Trois arguments principaux motivent le Comité à penser qu’il ne faut pas prendre à la légère les impacts d’Airbnb sur les communautés du centre-ville.

D’abord, le « tissu social » serait affecté par les bruits, les insécurités et les tensions venant d’une nouvelle forme de voisinage indésirable. La forme urbaine du quartier en serait aussi modifiée, notamment quant au type de commerces favorisés par le tourisme.

« Ça n’aidera pas à ce qu’on ait des commerces utiles », affirme Charles-Olivier P. Carrier en donnant comme exemple la cordonnerie qui a disparu sur la rue Saint-Jean ou le manque d’épiceries dans le secteur. Il ajoute que les coûts sont plus élevés dans les commerces destinés aux touristes, coûts que subissent parallèlement les résidents.

Finalement, la protection du parc locatif exige selon le Compop une régulation plus stricte d’Airbnb. Les propriétaires étant davantage intéressés par la location à court terme, puisqu’elle est plus rentable, cela exerce une pression sur l’accessibilité et le coût des loyers à long terme, contre l’intérêt des citoyens.

Photo courtoisie du Compop.

Une nouvelle réglementation plus stricte

Suite à ces constats, le Comité populaire Saint-Jean-Baptiste a déposé 14 plaintes officielles en avril 2017 contre Airbnb. Des consultations de la Ville de Québec ont aussi eu lieu en mars 2018 et 2019.

La conclusion de ces consultations est l’adoption d’une nouvelle réglementation municipale concernant deux catégories d’hébergement ; collaborative et commerciale.

Les annonceurs doivent disposer d’une attestation émise par la Corporation de l’industrie touristique du Québec (CITQ) pour tout type d’hébergement.

Par ailleurs, l’hébergement collaboratif, qui comprend Airbnb, doit respecter plusieurs conditions. L’hébergement doit avoir lieu dans une résidence principale, c’est-à-dire qu’il doit y avoir qu’une seule résidence principale par résident et que ce dernier doit y habiter « de manière régulière et prépondérante », et ce pour un maximum de 90 nuitées.

Dans le cas où une de ces conditions ne serait pas respectée, l’hébergement touristique est dit « commercial » et doit en plus respecter le zonage. C’est-à-dire que l’hébergement doit se trouver dans un secteur commercial et non résidentiel pour pouvoir opérer.

Toutefois, bien que ces règlements soient salués par les membres du Compop, ils sont insuffisants en eux-mêmes pour renverser la tendance, puisqu’aucun moyen réel ne permettrait de savoir si les vérifications sont effectivement effectuées.

Charles-Olivier P. Carrier note à ce titre le fait que de nombreux annonceurs n’affichent pas de certification CITQ, sans conséquence. « Dans les faits, pour 95% des trucs annoncés, les propriétaires ont plusieurs appartements et tiennent des hôtelleries illégales », ajoute-t-il.
§
Mettez à jour le texte sur Airbnb entre « Trois arguments principaux » et « parallèlement les résidents. », inclusivement, en remplaçant « cordonnerie » par « quincaillerie ».

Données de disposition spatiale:
§
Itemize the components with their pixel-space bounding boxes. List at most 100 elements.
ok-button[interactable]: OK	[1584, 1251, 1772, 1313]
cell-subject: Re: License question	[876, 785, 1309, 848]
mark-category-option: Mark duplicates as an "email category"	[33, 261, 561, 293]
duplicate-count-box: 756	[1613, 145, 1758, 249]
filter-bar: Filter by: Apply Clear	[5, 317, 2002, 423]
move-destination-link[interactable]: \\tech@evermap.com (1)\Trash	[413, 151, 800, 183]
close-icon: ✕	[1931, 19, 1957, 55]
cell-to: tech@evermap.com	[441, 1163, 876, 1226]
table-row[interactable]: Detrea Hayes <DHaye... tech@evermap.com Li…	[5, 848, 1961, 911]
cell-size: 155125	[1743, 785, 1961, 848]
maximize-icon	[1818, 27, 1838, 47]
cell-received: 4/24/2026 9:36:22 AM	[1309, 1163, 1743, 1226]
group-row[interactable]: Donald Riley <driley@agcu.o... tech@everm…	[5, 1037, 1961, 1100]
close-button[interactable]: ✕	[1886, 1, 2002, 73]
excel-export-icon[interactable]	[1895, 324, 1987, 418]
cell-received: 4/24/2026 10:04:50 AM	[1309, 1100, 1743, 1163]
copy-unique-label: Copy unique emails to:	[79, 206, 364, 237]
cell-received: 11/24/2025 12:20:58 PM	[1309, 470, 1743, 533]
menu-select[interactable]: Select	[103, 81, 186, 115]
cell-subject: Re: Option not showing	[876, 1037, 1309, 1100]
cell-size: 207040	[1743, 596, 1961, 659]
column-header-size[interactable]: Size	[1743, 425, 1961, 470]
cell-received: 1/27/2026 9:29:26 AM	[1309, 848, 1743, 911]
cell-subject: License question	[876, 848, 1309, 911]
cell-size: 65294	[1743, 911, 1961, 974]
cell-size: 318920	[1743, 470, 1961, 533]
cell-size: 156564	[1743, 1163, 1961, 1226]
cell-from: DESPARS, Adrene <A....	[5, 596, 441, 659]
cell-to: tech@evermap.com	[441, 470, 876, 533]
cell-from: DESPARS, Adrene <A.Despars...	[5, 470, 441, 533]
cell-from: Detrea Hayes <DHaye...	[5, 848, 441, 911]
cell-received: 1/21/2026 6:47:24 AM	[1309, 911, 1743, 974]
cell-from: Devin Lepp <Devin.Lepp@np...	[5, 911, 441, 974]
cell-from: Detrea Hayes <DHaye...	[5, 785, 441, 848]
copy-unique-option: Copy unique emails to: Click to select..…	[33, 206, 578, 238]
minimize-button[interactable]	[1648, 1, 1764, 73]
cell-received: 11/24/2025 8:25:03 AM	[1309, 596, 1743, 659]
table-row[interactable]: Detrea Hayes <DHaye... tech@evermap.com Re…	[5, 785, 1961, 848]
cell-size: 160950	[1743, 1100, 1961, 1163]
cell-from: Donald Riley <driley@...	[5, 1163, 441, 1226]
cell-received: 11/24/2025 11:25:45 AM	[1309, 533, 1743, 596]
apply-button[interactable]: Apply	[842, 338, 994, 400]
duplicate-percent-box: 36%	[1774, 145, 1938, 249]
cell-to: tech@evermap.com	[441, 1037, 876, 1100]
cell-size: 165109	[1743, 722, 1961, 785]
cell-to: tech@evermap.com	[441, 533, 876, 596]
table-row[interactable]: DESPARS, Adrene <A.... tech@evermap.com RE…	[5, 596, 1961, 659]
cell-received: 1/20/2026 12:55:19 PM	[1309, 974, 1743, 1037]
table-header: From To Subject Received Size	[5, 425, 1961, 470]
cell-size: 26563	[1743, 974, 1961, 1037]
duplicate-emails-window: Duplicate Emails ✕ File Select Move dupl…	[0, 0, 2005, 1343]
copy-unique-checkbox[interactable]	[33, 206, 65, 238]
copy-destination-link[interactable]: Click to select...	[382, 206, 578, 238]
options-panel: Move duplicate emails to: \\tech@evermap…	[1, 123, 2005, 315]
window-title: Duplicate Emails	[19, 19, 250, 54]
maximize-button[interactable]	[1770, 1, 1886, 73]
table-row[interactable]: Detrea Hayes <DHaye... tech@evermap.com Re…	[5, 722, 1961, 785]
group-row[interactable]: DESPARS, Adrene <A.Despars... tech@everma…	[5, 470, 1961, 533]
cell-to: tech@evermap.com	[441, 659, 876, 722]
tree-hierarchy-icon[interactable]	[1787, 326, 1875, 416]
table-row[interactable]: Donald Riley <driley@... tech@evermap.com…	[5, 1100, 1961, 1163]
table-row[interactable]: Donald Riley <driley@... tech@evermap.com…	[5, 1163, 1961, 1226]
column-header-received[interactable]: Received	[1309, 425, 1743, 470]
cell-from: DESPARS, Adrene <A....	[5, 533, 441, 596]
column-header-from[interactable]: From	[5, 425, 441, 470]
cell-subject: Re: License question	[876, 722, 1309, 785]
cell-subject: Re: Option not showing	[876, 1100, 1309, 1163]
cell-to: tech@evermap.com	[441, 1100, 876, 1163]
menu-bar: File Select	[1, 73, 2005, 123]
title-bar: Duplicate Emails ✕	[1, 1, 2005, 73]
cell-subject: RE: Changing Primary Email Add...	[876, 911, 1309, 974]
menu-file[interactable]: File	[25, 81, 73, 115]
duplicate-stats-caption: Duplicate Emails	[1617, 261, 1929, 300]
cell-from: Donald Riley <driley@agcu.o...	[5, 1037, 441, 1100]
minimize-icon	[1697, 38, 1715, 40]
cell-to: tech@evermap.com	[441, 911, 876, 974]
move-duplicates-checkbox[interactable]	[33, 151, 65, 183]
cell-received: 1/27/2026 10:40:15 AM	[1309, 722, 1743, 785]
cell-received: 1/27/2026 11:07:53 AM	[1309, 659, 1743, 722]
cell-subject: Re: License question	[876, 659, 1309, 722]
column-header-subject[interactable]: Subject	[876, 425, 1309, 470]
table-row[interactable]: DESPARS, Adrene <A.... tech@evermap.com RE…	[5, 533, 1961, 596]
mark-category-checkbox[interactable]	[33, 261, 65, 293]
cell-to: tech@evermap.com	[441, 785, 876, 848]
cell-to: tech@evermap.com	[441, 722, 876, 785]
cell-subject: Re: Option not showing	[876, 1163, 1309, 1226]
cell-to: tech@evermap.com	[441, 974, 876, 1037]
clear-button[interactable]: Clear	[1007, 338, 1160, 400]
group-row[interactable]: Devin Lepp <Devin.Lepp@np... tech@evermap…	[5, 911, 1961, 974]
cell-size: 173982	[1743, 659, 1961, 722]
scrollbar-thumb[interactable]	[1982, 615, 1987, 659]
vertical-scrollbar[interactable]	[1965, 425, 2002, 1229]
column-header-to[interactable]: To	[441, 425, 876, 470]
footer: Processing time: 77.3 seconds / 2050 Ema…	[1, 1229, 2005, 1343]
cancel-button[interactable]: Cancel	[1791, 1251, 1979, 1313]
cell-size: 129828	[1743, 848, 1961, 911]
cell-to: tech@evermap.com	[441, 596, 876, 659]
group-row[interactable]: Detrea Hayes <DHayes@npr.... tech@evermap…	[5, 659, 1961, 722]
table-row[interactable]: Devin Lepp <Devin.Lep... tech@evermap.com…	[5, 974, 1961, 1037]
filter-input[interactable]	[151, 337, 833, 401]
§
- RÉSULTAT
Trois arguments principaux motivent le Comité à penser qu’il ne faut pas prendre à la légère les impacts d’Airbnb sur les communautés du centre-ville.

D’abord, le « tissu social » serait affecté par les bruits, les insécurités et les tensions venant d’une nouvelle forme de voisinage indésirable. La forme urbaine du quartier en serait aussi modifiée, notamment quant au type de commerces favorisés par le tourisme.

« Ça n’aidera pas à ce qu’on ait des commerces utiles », affirme Charles-Olivier P. Carrier en donnant comme exemple la quincaillerie qui a disparu sur la rue Saint-Jean ou le manque d’épiceries dans le secteur. Il ajoute que les coûts sont plus élevés dans les commerces destinés aux touristes, coûts que subissent parallèlement les résidents.